Pull every line containing the word "screenshot" from the records.

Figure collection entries
----------------------------------------

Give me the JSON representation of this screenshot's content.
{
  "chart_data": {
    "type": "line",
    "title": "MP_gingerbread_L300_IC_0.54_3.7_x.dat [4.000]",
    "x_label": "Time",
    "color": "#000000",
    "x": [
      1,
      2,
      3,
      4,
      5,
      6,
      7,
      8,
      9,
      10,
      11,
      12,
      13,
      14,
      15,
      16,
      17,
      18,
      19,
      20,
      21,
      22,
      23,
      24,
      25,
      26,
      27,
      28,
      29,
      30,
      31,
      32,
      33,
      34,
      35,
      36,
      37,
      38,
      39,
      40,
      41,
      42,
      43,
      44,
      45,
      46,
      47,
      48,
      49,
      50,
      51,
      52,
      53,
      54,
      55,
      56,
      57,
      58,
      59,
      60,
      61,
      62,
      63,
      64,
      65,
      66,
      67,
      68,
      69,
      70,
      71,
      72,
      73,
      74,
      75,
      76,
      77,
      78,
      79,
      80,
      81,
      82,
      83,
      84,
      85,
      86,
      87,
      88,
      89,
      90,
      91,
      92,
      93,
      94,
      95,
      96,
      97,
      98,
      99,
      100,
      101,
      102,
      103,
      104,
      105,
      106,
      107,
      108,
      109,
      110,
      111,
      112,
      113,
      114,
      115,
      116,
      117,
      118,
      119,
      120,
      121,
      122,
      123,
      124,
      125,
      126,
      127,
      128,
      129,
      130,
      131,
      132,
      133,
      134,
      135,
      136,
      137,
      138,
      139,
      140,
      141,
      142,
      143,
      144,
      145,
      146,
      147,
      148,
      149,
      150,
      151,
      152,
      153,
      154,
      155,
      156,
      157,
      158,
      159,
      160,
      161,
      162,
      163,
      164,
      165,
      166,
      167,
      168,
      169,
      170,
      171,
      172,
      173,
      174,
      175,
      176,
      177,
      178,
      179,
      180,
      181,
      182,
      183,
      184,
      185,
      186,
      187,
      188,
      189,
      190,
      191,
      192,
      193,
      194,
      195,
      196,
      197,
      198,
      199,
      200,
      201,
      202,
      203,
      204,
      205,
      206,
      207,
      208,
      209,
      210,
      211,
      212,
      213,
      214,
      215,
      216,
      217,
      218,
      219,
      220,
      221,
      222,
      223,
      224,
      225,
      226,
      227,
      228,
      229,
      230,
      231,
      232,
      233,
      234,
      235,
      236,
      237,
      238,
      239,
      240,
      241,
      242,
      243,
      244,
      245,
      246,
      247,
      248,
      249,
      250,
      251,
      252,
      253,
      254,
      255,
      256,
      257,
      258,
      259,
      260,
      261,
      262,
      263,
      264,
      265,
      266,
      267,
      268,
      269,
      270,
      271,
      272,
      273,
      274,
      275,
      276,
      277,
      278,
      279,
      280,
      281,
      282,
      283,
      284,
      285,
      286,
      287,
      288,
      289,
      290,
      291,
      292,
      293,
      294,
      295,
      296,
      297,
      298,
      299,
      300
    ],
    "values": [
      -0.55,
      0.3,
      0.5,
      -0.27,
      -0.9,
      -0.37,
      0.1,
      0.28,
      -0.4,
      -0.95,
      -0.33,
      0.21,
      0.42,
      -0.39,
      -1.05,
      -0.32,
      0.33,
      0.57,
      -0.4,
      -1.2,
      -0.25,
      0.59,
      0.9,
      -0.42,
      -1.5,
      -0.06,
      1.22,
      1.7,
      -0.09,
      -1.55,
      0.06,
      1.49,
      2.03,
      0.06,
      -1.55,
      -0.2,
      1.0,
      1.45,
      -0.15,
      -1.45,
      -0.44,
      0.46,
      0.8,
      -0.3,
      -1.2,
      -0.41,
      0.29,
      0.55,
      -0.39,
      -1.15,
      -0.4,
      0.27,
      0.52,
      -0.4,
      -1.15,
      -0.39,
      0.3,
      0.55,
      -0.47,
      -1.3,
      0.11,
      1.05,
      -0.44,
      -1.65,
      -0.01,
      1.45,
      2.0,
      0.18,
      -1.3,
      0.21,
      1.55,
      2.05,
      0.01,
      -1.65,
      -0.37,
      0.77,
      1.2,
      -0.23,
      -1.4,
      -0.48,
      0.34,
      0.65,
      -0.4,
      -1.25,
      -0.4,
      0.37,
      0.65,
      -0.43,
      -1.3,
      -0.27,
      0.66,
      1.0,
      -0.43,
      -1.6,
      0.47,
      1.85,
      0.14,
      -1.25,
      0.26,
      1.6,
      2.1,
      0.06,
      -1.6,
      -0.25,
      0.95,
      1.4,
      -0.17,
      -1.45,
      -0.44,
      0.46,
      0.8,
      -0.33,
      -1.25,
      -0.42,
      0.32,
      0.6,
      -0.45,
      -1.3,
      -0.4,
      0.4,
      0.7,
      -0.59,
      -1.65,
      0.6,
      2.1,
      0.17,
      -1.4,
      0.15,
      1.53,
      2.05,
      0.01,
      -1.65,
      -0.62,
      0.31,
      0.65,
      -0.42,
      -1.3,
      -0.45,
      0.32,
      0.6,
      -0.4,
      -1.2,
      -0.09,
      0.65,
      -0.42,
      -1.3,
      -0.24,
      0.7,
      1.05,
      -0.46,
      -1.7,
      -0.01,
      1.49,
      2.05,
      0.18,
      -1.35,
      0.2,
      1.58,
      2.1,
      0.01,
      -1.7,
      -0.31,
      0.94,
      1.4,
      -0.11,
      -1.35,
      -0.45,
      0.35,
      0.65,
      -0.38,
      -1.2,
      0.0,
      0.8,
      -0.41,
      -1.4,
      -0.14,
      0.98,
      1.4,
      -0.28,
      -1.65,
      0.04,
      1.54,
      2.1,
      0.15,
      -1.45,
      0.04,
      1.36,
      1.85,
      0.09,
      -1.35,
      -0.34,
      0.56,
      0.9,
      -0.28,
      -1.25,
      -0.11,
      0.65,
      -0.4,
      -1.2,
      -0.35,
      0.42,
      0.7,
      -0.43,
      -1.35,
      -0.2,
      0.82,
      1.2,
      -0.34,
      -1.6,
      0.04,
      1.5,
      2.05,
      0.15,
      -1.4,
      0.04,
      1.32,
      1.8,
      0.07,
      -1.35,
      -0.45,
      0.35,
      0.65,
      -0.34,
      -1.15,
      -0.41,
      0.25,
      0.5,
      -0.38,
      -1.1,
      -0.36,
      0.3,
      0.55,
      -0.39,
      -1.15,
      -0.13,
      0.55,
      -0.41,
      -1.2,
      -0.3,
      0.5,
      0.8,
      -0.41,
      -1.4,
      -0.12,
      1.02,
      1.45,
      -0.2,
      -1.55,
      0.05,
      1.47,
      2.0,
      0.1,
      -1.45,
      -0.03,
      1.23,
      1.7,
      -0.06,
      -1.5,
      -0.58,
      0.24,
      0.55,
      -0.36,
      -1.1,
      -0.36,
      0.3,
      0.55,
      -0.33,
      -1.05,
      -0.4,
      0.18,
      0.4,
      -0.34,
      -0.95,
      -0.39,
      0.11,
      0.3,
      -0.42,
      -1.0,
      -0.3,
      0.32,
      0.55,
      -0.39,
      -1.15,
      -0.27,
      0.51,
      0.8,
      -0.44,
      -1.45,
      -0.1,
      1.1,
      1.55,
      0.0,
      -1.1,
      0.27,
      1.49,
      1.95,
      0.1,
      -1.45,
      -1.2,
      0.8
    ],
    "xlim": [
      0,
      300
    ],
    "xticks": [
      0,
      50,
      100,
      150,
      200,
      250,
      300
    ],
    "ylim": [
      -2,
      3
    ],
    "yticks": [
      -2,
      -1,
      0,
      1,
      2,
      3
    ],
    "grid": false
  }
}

----------------------------------------

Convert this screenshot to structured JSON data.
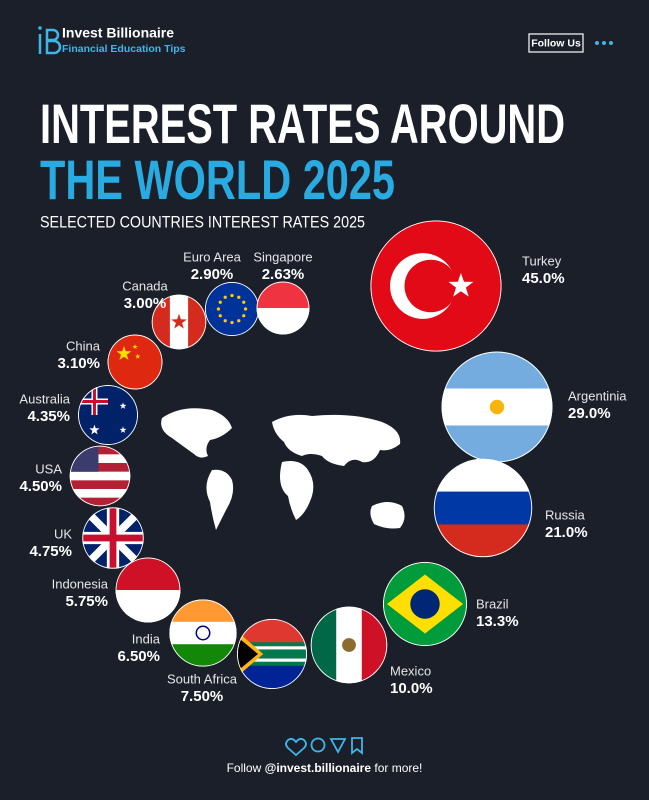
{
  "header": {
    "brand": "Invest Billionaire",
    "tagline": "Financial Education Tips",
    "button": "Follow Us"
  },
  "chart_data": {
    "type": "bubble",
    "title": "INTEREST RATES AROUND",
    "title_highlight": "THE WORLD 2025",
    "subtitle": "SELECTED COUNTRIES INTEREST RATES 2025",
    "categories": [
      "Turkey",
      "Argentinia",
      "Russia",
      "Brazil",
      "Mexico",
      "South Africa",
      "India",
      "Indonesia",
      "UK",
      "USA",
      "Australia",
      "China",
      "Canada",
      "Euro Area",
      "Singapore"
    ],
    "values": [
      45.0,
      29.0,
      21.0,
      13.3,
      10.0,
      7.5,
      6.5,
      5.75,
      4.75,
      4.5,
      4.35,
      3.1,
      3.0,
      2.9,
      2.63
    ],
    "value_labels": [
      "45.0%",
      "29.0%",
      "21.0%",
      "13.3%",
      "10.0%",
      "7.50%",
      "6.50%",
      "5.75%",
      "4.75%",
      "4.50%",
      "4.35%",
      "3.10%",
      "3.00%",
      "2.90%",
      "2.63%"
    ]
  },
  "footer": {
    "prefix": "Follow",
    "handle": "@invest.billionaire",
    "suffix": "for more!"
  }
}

----------------------------------------

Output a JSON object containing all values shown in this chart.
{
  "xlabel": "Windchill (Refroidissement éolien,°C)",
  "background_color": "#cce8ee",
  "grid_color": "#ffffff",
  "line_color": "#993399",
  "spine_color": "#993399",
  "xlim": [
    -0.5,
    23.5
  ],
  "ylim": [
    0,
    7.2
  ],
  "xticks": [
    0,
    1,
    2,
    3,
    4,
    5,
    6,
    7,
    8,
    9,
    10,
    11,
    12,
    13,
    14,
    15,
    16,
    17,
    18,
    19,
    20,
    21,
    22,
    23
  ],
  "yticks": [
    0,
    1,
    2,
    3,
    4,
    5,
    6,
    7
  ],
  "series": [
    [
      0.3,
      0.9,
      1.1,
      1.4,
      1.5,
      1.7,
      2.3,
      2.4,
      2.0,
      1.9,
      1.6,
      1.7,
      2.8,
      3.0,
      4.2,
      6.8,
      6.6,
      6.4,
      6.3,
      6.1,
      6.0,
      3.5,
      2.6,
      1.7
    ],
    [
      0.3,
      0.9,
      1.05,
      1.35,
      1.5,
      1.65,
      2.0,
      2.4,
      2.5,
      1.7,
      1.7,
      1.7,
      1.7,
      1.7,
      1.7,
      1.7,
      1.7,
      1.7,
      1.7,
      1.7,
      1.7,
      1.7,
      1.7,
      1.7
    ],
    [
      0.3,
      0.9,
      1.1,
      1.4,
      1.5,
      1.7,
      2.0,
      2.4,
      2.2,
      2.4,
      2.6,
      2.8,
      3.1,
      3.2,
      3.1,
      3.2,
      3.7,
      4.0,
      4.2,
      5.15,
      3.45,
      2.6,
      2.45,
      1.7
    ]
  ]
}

----------------------------------------

TASK ANSWER:
Give me the JSON representation of this screenshot's content.
Convert this screenshot to structured JSON data.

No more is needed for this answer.